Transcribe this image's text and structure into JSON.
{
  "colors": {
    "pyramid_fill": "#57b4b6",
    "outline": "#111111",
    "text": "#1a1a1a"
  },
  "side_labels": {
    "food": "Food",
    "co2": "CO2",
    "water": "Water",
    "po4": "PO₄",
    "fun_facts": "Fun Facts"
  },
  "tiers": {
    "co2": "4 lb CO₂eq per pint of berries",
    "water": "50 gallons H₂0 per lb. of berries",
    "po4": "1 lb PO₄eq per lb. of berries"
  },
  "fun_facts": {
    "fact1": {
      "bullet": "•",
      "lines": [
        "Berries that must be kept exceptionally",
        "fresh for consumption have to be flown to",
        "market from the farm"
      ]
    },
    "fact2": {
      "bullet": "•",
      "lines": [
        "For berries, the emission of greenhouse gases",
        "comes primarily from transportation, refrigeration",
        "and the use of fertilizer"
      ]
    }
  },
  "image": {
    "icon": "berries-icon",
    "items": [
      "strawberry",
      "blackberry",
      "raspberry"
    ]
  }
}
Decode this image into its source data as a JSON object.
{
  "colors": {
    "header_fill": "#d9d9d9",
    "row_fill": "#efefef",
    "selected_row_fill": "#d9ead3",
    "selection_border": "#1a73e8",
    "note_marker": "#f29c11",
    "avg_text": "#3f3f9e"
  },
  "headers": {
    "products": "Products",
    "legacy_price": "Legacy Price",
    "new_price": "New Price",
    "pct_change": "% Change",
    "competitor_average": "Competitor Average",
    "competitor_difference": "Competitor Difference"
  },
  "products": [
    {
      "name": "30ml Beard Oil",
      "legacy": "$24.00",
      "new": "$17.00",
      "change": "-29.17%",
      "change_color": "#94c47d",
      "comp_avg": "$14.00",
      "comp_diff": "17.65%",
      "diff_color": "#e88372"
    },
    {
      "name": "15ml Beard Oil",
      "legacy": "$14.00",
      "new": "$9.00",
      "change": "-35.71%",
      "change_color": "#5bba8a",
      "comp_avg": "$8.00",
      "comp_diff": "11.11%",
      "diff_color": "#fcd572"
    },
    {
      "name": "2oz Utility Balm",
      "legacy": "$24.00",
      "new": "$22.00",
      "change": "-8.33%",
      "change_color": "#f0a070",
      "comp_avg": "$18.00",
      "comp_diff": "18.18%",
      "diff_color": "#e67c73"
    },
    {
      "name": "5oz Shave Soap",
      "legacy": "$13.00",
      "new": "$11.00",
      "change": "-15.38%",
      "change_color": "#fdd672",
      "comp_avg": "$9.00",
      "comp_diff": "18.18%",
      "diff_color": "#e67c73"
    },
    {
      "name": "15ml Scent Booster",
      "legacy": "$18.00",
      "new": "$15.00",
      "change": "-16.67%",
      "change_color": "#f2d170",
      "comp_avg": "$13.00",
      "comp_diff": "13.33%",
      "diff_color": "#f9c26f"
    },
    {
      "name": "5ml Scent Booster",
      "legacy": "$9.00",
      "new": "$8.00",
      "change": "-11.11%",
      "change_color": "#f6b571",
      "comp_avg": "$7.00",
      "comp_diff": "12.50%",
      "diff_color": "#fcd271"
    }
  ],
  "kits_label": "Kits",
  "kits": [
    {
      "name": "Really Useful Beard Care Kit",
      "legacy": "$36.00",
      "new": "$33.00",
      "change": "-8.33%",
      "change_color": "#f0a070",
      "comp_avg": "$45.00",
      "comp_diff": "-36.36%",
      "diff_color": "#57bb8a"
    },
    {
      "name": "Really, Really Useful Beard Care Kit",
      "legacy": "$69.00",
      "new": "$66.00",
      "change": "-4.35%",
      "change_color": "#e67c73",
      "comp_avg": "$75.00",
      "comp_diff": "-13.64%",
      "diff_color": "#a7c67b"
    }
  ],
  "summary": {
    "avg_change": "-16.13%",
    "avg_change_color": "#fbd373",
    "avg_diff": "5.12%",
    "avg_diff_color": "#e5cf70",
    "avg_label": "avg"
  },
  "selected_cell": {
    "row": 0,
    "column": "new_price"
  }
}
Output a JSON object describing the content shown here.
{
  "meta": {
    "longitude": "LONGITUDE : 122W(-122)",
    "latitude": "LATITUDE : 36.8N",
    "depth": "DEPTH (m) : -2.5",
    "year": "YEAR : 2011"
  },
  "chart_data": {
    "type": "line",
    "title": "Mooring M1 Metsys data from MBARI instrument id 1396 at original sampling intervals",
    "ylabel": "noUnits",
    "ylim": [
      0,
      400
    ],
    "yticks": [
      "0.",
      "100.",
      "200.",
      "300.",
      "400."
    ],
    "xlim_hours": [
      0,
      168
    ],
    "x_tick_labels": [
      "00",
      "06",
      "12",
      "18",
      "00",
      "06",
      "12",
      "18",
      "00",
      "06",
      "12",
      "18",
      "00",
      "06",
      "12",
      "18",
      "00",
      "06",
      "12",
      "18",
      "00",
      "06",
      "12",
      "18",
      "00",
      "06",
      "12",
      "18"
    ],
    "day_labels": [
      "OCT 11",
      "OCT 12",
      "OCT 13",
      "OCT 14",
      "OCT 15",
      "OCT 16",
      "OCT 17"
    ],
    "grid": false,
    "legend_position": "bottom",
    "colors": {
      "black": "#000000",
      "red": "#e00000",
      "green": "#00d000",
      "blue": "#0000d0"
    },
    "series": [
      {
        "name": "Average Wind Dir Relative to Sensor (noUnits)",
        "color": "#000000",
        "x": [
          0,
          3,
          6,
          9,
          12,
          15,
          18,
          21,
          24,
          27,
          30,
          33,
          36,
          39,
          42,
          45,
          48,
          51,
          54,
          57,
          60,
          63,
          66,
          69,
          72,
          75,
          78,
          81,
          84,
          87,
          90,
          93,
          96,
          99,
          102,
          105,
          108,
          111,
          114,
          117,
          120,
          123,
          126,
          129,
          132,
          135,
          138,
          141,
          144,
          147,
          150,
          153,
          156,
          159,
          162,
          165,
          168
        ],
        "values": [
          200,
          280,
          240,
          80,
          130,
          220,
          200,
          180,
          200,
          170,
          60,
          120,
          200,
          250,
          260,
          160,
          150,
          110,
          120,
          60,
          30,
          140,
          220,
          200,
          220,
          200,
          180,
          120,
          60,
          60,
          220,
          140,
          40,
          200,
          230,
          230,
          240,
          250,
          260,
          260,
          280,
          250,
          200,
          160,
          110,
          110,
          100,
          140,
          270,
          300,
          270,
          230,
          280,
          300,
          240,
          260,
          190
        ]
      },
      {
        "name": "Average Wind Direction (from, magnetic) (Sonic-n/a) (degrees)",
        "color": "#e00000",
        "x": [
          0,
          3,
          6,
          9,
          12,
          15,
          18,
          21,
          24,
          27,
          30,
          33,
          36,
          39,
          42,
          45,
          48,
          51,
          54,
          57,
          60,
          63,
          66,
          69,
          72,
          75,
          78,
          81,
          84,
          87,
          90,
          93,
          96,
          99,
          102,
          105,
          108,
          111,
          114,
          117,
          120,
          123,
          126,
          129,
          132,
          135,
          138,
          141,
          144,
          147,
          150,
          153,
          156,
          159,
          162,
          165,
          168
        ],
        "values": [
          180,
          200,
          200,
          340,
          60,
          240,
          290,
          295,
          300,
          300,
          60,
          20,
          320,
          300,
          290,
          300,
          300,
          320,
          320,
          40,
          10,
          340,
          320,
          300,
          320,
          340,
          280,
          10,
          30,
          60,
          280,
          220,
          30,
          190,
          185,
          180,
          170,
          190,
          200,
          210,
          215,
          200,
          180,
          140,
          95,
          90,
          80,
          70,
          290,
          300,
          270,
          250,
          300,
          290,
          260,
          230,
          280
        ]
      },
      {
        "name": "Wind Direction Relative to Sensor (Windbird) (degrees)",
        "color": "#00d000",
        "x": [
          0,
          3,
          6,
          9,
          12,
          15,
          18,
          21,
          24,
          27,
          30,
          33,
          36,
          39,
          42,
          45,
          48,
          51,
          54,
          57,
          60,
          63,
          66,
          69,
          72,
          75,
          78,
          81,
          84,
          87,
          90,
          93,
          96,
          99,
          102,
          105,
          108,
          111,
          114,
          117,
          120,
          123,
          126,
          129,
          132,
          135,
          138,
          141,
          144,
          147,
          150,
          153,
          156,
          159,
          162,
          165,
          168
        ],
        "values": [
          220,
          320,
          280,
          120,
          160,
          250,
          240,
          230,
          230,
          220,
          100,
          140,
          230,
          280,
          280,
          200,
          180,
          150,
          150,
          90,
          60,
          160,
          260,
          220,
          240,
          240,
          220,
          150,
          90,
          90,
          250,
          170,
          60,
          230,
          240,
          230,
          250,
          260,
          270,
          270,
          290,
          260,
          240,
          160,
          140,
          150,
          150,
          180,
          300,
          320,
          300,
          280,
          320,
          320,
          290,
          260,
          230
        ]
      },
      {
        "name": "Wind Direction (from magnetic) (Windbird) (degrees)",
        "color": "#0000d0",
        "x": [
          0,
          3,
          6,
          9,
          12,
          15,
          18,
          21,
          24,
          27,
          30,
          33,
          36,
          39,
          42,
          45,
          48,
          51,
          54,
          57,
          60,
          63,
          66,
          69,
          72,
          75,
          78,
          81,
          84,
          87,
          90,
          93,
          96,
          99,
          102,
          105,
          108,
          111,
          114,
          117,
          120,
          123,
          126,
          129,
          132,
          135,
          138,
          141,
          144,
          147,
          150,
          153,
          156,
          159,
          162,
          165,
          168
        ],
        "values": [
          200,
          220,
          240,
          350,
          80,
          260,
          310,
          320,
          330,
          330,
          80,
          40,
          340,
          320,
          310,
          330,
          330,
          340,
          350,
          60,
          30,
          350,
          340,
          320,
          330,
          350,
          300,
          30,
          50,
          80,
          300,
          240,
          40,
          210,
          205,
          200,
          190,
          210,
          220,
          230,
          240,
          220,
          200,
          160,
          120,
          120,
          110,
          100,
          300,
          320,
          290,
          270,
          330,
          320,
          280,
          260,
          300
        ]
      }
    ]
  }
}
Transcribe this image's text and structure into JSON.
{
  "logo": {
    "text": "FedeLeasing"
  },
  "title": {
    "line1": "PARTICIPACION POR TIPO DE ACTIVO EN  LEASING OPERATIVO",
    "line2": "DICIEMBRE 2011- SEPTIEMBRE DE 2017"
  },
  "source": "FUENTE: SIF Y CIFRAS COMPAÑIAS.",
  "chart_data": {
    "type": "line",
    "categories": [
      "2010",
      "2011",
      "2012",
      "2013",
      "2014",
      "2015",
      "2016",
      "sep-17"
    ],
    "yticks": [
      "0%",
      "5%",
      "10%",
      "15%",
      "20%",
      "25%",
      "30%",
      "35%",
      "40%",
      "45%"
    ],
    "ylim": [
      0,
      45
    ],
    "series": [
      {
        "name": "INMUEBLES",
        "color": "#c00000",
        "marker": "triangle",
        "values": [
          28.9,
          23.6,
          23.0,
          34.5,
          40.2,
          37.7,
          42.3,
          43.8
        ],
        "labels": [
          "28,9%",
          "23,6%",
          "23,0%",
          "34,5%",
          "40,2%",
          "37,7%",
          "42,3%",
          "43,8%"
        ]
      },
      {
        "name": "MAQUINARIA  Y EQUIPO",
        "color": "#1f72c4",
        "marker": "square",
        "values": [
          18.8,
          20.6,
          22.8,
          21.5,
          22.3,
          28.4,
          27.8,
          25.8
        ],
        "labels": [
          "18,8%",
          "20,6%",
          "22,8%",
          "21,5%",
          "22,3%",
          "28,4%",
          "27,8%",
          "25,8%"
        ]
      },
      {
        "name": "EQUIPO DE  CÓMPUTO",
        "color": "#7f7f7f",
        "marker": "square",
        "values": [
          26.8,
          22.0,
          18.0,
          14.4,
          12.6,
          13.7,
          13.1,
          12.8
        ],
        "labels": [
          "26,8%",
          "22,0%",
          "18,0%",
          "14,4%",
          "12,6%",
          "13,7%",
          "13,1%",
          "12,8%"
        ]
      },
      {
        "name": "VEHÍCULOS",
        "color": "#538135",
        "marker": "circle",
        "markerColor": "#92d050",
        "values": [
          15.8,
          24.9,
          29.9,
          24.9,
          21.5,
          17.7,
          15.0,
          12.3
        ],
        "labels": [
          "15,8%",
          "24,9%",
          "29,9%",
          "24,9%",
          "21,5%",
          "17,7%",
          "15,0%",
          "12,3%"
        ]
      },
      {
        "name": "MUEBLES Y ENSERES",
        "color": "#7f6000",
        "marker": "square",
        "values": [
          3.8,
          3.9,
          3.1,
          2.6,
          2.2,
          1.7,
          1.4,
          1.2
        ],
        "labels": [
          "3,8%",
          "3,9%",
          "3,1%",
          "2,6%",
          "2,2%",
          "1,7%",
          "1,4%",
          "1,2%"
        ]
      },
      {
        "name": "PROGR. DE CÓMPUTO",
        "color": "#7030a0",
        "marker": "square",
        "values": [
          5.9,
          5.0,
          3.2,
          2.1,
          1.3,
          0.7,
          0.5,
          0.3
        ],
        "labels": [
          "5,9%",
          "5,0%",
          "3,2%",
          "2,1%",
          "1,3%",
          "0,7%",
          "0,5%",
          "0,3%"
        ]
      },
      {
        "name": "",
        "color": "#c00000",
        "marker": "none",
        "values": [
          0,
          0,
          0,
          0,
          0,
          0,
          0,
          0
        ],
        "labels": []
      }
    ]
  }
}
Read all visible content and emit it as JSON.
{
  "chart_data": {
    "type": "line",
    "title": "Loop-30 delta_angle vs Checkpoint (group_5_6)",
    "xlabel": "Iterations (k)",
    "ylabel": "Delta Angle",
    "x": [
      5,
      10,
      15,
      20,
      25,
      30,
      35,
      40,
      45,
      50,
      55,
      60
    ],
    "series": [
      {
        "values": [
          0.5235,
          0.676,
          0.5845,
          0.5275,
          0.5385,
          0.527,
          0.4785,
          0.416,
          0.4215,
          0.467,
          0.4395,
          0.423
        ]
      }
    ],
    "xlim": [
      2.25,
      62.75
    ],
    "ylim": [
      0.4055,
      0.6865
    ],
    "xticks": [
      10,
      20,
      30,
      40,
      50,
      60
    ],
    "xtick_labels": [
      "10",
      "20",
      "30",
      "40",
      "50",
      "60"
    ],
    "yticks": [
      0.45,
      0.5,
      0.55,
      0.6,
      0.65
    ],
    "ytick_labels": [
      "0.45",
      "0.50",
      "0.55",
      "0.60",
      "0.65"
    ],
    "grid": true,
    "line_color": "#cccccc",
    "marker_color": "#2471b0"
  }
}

*Requirements:* Identify each line in the records above that contains the word "Useful", and copy it out in full.

*Response below:*
      "name": "Really Useful Beard Care Kit",
      "name": "Really, Really Useful Beard Care Kit",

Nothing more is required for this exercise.